---- Supplied data

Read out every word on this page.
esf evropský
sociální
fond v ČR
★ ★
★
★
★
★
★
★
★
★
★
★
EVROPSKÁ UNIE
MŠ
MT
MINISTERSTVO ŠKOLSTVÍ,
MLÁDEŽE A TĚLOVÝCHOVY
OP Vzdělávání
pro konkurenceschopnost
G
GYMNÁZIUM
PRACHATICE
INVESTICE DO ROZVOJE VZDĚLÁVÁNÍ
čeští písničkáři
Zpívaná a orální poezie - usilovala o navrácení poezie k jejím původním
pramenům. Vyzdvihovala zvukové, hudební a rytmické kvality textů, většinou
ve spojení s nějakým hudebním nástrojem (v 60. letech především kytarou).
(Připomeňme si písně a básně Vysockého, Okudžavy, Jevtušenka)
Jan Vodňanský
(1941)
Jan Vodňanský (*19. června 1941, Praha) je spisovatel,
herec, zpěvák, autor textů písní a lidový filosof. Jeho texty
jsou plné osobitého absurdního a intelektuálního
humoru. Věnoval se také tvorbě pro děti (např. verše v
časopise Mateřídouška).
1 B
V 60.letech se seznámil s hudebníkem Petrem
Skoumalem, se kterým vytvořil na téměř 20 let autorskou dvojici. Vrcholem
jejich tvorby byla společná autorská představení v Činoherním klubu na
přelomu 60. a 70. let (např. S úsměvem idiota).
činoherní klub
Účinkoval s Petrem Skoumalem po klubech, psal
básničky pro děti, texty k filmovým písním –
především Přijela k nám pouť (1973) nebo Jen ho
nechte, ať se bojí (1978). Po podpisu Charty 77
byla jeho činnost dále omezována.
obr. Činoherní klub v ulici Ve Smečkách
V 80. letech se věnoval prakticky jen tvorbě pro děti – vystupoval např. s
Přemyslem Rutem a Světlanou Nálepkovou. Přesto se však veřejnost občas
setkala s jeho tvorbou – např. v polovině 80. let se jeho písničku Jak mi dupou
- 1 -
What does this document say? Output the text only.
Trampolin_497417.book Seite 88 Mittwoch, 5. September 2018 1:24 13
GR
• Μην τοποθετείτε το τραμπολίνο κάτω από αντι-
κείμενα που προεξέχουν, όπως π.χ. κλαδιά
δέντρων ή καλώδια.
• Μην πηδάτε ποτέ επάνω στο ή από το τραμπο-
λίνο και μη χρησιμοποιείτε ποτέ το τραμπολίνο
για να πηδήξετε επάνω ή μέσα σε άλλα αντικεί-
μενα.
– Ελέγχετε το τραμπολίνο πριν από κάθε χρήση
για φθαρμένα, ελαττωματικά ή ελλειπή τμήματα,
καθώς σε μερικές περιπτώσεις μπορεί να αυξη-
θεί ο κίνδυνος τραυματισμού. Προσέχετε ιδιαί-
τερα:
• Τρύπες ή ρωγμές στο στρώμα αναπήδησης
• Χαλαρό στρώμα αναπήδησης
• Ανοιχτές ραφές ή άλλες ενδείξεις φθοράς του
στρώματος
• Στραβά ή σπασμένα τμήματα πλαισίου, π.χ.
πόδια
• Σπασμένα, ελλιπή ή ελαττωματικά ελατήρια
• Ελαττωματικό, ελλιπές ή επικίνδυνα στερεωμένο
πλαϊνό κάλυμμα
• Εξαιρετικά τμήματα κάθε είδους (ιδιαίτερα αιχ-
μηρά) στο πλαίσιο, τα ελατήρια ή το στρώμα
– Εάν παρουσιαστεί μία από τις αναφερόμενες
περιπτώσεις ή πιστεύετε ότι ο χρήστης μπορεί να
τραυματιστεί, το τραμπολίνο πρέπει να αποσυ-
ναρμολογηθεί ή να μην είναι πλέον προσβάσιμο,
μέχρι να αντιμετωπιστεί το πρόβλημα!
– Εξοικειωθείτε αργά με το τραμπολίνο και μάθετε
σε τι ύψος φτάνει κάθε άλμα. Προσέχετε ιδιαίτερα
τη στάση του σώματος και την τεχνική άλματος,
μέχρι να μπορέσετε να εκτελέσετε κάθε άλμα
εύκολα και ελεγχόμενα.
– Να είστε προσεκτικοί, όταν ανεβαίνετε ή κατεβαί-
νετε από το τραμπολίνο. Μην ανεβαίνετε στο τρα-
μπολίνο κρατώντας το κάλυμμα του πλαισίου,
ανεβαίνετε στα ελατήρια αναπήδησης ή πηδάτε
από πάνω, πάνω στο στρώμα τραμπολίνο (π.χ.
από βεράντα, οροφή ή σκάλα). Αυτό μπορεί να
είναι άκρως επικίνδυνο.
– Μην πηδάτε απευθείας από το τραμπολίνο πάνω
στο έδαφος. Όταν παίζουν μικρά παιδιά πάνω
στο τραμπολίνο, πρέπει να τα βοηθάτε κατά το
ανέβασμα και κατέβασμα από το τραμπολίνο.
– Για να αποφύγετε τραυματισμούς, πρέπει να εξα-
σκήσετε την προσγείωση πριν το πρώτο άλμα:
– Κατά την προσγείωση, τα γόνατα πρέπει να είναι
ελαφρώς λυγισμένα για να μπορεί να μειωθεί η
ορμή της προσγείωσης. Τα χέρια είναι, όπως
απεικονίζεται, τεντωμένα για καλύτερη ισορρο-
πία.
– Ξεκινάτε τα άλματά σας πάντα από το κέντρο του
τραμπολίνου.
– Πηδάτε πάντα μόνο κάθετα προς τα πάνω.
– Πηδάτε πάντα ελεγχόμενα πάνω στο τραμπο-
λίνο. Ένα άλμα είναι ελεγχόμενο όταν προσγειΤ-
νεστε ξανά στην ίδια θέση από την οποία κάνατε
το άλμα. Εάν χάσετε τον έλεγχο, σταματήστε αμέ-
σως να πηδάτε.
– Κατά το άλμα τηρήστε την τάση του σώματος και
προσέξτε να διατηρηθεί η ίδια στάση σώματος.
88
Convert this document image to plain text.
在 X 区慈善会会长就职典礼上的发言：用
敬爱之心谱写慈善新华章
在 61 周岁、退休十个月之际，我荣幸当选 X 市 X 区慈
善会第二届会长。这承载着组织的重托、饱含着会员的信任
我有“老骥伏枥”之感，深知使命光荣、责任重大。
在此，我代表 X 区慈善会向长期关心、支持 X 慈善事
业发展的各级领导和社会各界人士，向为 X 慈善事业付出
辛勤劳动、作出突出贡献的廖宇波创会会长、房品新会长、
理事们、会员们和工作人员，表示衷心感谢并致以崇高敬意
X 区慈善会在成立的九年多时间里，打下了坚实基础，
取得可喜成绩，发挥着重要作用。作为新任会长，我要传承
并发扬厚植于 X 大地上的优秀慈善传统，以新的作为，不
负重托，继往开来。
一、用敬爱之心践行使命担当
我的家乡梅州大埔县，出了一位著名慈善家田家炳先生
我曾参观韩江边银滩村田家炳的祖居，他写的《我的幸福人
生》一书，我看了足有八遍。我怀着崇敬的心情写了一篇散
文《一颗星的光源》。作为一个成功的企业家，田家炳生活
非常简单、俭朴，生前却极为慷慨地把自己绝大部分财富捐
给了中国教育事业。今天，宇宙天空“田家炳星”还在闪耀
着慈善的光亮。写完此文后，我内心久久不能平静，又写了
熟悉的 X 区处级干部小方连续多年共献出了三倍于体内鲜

--------

Stated task:
Only lines with the word "děti" should be collected from the material.

Written solution:
humoru. Věnoval se také tvorbě pro děti (např. verše v
básničky pro děti, texty k filmovým písním –
V 80. letech se věnoval prakticky jen tvorbě pro děti – vystupoval např. s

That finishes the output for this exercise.